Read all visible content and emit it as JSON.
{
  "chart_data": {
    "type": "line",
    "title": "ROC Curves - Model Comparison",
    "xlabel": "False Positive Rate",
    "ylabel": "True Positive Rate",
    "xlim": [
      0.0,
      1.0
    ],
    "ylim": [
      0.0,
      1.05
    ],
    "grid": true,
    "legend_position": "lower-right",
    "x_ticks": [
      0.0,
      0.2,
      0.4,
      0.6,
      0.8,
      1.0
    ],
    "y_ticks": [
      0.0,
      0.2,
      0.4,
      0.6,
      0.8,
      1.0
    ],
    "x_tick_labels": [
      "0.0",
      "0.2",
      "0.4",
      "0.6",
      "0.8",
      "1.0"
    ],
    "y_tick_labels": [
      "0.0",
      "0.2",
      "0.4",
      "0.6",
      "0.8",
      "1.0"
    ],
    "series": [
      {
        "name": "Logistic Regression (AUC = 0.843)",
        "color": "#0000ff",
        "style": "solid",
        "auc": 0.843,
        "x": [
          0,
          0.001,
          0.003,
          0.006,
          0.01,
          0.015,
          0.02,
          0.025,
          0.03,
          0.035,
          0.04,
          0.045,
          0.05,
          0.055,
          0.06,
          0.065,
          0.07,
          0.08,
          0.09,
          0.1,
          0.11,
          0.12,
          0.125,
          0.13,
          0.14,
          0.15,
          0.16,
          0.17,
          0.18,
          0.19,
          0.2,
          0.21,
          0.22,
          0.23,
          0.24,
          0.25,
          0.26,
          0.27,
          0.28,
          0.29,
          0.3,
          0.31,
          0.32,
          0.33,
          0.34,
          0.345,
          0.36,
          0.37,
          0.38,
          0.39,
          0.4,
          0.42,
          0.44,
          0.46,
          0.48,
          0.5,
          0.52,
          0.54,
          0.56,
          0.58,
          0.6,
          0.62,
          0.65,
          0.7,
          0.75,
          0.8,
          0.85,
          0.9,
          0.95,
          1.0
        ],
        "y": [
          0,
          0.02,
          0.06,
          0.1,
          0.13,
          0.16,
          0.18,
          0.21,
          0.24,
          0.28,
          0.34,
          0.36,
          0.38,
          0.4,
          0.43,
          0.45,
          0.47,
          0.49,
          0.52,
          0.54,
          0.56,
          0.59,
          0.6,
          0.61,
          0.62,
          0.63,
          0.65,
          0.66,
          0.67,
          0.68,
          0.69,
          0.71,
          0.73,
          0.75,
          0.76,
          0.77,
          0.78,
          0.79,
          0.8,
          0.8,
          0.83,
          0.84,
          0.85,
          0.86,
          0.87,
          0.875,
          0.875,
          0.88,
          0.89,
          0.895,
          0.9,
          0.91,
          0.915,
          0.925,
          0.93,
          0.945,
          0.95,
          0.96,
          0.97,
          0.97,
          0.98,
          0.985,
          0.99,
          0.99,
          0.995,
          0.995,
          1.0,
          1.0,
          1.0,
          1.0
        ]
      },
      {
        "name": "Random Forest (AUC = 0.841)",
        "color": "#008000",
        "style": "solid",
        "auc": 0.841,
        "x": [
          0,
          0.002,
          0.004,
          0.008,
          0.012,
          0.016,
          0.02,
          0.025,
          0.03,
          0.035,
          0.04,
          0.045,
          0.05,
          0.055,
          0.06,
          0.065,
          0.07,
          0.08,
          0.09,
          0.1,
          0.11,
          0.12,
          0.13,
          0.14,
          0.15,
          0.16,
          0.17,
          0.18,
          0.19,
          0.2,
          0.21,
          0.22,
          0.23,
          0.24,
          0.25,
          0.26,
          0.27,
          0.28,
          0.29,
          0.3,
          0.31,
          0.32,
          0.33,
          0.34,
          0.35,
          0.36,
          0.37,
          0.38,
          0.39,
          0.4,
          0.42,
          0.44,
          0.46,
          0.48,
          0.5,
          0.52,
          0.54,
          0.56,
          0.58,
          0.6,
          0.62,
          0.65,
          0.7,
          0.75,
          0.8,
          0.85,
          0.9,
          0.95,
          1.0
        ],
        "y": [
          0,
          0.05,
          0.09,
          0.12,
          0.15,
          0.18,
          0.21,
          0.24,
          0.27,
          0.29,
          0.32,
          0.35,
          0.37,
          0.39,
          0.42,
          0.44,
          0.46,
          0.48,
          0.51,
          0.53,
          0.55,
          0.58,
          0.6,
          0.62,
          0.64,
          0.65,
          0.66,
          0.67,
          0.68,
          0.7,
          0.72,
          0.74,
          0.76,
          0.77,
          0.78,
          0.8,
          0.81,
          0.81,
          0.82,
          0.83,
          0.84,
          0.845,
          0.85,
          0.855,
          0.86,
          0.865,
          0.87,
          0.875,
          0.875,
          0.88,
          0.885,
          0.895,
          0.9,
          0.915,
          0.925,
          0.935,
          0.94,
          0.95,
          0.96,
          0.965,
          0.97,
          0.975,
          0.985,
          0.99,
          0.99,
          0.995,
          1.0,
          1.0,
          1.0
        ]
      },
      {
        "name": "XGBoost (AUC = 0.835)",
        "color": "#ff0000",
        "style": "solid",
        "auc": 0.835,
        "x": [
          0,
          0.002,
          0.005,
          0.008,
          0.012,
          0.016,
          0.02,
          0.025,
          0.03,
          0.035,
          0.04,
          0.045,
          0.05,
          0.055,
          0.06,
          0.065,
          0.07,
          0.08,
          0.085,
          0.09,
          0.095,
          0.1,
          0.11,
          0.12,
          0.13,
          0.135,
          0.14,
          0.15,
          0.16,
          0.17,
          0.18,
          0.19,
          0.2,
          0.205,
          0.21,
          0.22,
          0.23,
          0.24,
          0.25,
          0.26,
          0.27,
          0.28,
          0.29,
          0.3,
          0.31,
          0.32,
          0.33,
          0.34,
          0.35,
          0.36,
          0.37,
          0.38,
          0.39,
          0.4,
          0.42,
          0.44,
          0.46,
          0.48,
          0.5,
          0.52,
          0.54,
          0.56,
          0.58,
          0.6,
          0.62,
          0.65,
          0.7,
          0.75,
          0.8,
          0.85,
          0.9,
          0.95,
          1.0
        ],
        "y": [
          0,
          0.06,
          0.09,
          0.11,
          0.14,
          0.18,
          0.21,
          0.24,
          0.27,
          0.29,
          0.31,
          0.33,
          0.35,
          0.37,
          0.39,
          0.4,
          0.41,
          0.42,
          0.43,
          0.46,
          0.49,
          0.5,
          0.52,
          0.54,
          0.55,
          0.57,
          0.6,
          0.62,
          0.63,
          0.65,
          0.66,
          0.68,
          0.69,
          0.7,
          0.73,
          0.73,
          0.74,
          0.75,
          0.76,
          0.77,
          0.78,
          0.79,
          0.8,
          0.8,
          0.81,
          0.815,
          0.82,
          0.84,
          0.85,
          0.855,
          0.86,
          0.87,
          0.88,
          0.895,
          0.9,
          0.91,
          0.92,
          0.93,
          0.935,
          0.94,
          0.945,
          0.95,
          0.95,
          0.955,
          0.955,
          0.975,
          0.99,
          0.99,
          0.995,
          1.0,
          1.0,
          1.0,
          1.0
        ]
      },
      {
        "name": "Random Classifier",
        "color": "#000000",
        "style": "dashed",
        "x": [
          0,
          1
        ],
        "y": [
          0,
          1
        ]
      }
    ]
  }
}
_ _ _ _ _ _ _
WHAT YOU HAVE TO DO:
Repeat all the entries exactly as given.

RESULT FOR THIS EXERCISE:
Read all visible content and emit it as JSON.
{
  "chart_data": {
    "type": "line",
    "title": "ROC Curves - Model Comparison",
    "xlabel": "False Positive Rate",
    "ylabel": "True Positive Rate",
    "xlim": [
      0.0,
      1.0
    ],
    "ylim": [
      0.0,
      1.05
    ],
    "grid": true,
    "legend_position": "lower-right",
    "x_ticks": [
      0.0,
      0.2,
      0.4,
      0.6,
      0.8,
      1.0
    ],
    "y_ticks": [
      0.0,
      0.2,
      0.4,
      0.6,
      0.8,
      1.0
    ],
    "x_tick_labels": [
      "0.0",
      "0.2",
      "0.4",
      "0.6",
      "0.8",
      "1.0"
    ],
    "y_tick_labels": [
      "0.0",
      "0.2",
      "0.4",
      "0.6",
      "0.8",
      "1.0"
    ],
    "series": [
      {
        "name": "Logistic Regression (AUC = 0.843)",
        "color": "#0000ff",
        "style": "solid",
        "auc": 0.843,
        "x": [
          0,
          0.001,
          0.003,
          0.006,
          0.01,
          0.015,
          0.02,
          0.025,
          0.03,
          0.035,
          0.04,
          0.045,
          0.05,
          0.055,
          0.06,
          0.065,
          0.07,
          0.08,
          0.09,
          0.1,
          0.11,
          0.12,
          0.125,
          0.13,
          0.14,
          0.15,
          0.16,
          0.17,
          0.18,
          0.19,
          0.2,
          0.21,
          0.22,
          0.23,
          0.24,
          0.25,
          0.26,
          0.27,
          0.28,
          0.29,
          0.3,
          0.31,
          0.32,
          0.33,
          0.34,
          0.345,
          0.36,
          0.37,
          0.38,
          0.39,
          0.4,
          0.42,
          0.44,
          0.46,
          0.48,
          0.5,
          0.52,
          0.54,
          0.56,
          0.58,
          0.6,
          0.62,
          0.65,
          0.7,
          0.75,
          0.8,
          0.85,
          0.9,
          0.95,
          1.0
        ],
        "y": [
          0,
          0.02,
          0.06,
          0.1,
          0.13,
          0.16,
          0.18,
          0.21,
          0.24,
          0.28,
          0.34,
          0.36,
          0.38,
          0.4,
          0.43,
          0.45,
          0.47,
          0.49,
          0.52,
          0.54,
          0.56,
          0.59,
          0.6,
          0.61,
          0.62,
          0.63,
          0.65,
          0.66,
          0.67,
          0.68,
          0.69,
          0.71,
          0.73,
          0.75,
          0.76,
          0.77,
          0.78,
          0.79,
          0.8,
          0.8,
          0.83,
          0.84,
          0.85,
          0.86,
          0.87,
          0.875,
          0.875,
          0.88,
          0.89,
          0.895,
          0.9,
          0.91,
          0.915,
          0.925,
          0.93,
          0.945,
          0.95,
          0.96,
          0.97,
          0.97,
          0.98,
          0.985,
          0.99,
          0.99,
          0.995,
          0.995,
          1.0,
          1.0,
          1.0,
          1.0
        ]
      },
      {
        "name": "Random Forest (AUC = 0.841)",
        "color": "#008000",
        "style": "solid",
        "auc": 0.841,
        "x": [
          0,
          0.002,
          0.004,
          0.008,
          0.012,
          0.016,
          0.02,
          0.025,
          0.03,
          0.035,
          0.04,
          0.045,
          0.05,
          0.055,
          0.06,
          0.065,
          0.07,
          0.08,
          0.09,
          0.1,
          0.11,
          0.12,
          0.13,
          0.14,
          0.15,
          0.16,
          0.17,
          0.18,
          0.19,
          0.2,
          0.21,
          0.22,
          0.23,
          0.24,
          0.25,
          0.26,
          0.27,
          0.28,
          0.29,
          0.3,
          0.31,
          0.32,
          0.33,
          0.34,
          0.35,
          0.36,
          0.37,
          0.38,
          0.39,
          0.4,
          0.42,
          0.44,
          0.46,
          0.48,
          0.5,
          0.52,
          0.54,
          0.56,
          0.58,
          0.6,
          0.62,
          0.65,
          0.7,
          0.75,
          0.8,
          0.85,
          0.9,
          0.95,
          1.0
        ],
        "y": [
          0,
          0.05,
          0.09,
          0.12,
          0.15,
          0.18,
          0.21,
          0.24,
          0.27,
          0.29,
          0.32,
          0.35,
          0.37,
          0.39,
          0.42,
          0.44,
          0.46,
          0.48,
          0.51,
          0.53,
          0.55,
          0.58,
          0.6,
          0.62,
          0.64,
          0.65,
          0.66,
          0.67,
          0.68,
          0.7,
          0.72,
          0.74,
          0.76,
          0.77,
          0.78,
          0.8,
          0.81,
          0.81,
          0.82,
          0.83,
          0.84,
          0.845,
          0.85,
          0.855,
          0.86,
          0.865,
          0.87,
          0.875,
          0.875,
          0.88,
          0.885,
          0.895,
          0.9,
          0.915,
          0.925,
          0.935,
          0.94,
          0.95,
          0.96,
          0.965,
          0.97,
          0.975,
          0.985,
          0.99,
          0.99,
          0.995,
          1.0,
          1.0,
          1.0
        ]
      },
      {
        "name": "XGBoost (AUC = 0.835)",
        "color": "#ff0000",
        "style": "solid",
        "auc": 0.835,
        "x": [
          0,
          0.002,
          0.005,
          0.008,
          0.012,
          0.016,
          0.02,
          0.025,
          0.03,
          0.035,
          0.04,
          0.045,
          0.05,
          0.055,
          0.06,
          0.065,
          0.07,
          0.08,
          0.085,
          0.09,
          0.095,
          0.1,
          0.11,
          0.12,
          0.13,
          0.135,
          0.14,
          0.15,
          0.16,
          0.17,
          0.18,
          0.19,
          0.2,
          0.205,
          0.21,
          0.22,
          0.23,
          0.24,
          0.25,
          0.26,
          0.27,
          0.28,
          0.29,
          0.3,
          0.31,
          0.32,
          0.33,
          0.34,
          0.35,
          0.36,
          0.37,
          0.38,
          0.39,
          0.4,
          0.42,
          0.44,
          0.46,
          0.48,
          0.5,
          0.52,
          0.54,
          0.56,
          0.58,
          0.6,
          0.62,
          0.65,
          0.7,
          0.75,
          0.8,
          0.85,
          0.9,
          0.95,
          1.0
        ],
        "y": [
          0,
          0.06,
          0.09,
          0.11,
          0.14,
          0.18,
          0.21,
          0.24,
          0.27,
          0.29,
          0.31,
          0.33,
          0.35,
          0.37,
          0.39,
          0.4,
          0.41,
          0.42,
          0.43,
          0.46,
          0.49,
          0.5,
          0.52,
          0.54,
          0.55,
          0.57,
          0.6,
          0.62,
          0.63,
          0.65,
          0.66,
          0.68,
          0.69,
          0.7,
          0.73,
          0.73,
          0.74,
          0.75,
          0.76,
          0.77,
          0.78,
          0.79,
          0.8,
          0.8,
          0.81,
          0.815,
          0.82,
          0.84,
          0.85,
          0.855,
          0.86,
          0.87,
          0.88,
          0.895,
          0.9,
          0.91,
          0.92,
          0.93,
          0.935,
          0.94,
          0.945,
          0.95,
          0.95,
          0.955,
          0.955,
          0.975,
          0.99,
          0.99,
          0.995,
          1.0,
          1.0,
          1.0,
          1.0
        ]
      },
      {
        "name": "Random Classifier",
        "color": "#000000",
        "style": "dashed",
        "x": [
          0,
          1
        ],
        "y": [
          0,
          1
        ]
      }
    ]
  }
}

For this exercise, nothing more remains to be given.